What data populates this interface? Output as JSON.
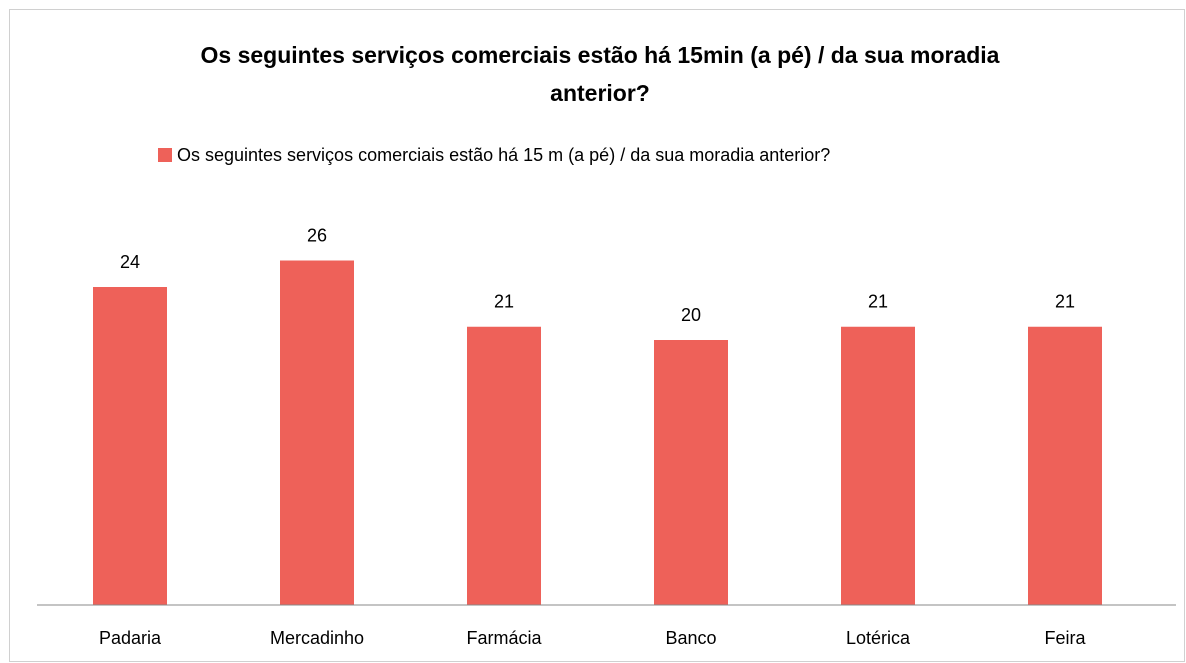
{
  "chart_data": {
    "type": "bar",
    "title": "Os seguintes serviços comerciais estão há 15min (a pé) / da sua moradia anterior?",
    "categories": [
      "Padaria",
      "Mercadinho",
      "Farmácia",
      "Banco",
      "Lotérica",
      "Feira"
    ],
    "series": [
      {
        "name": "Os seguintes serviços comerciais estão há 15 m (a pé) / da sua moradia anterior?",
        "color": "#ee6159",
        "values": [
          24,
          26,
          21,
          20,
          21,
          21
        ]
      }
    ],
    "ylim": [
      0,
      30
    ],
    "legend": "top"
  }
}
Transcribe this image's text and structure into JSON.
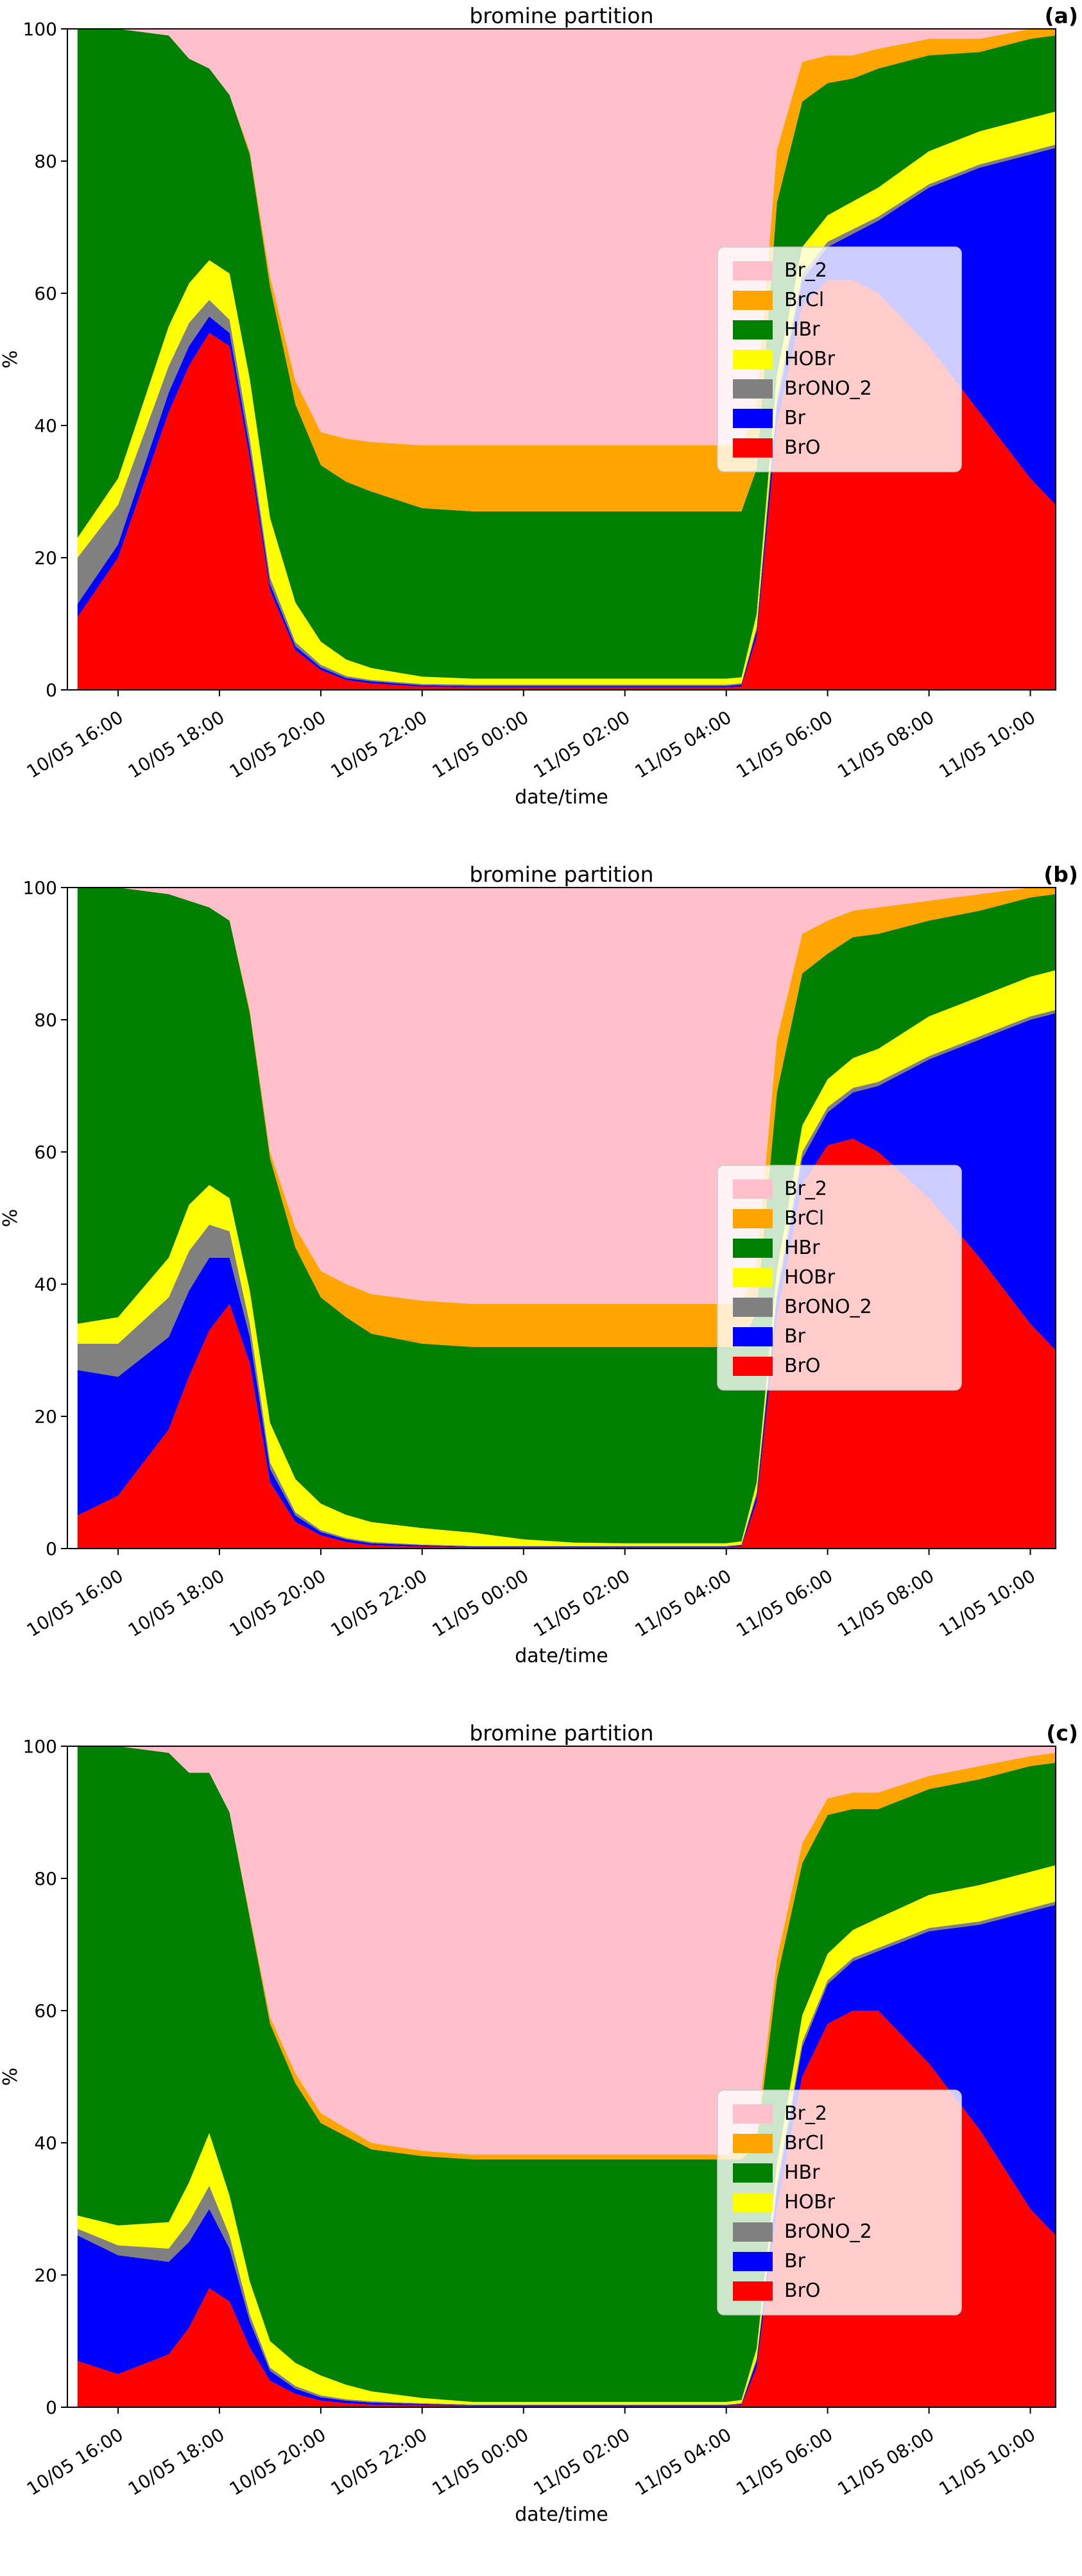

● ● ● ● ●

■ **DIRECTIONS**: Transcribe the material exactly, and leave out whatever pictures it holds.

■ **SOLUTION TO THE PROBLEM**:
What data populates this interface? Output as JSON.
{
  "chart_data": {
    "type": "bar",
    "title": "Os seguintes serviços comerciais estão há 15min (a pé) / da sua moradia anterior?",
    "categories": [
      "Padaria",
      "Mercadinho",
      "Farmácia",
      "Banco",
      "Lotérica",
      "Feira"
    ],
    "series": [
      {
        "name": "Os seguintes serviços comerciais estão há 15 m (a pé) / da sua moradia anterior?",
        "color": "#ee6159",
        "values": [
          24,
          26,
          21,
          20,
          21,
          21
        ]
      }
    ],
    "ylim": [
      0,
      30
    ],
    "legend": "top"
  }
}
Transcribe this image's text and structure into JSON.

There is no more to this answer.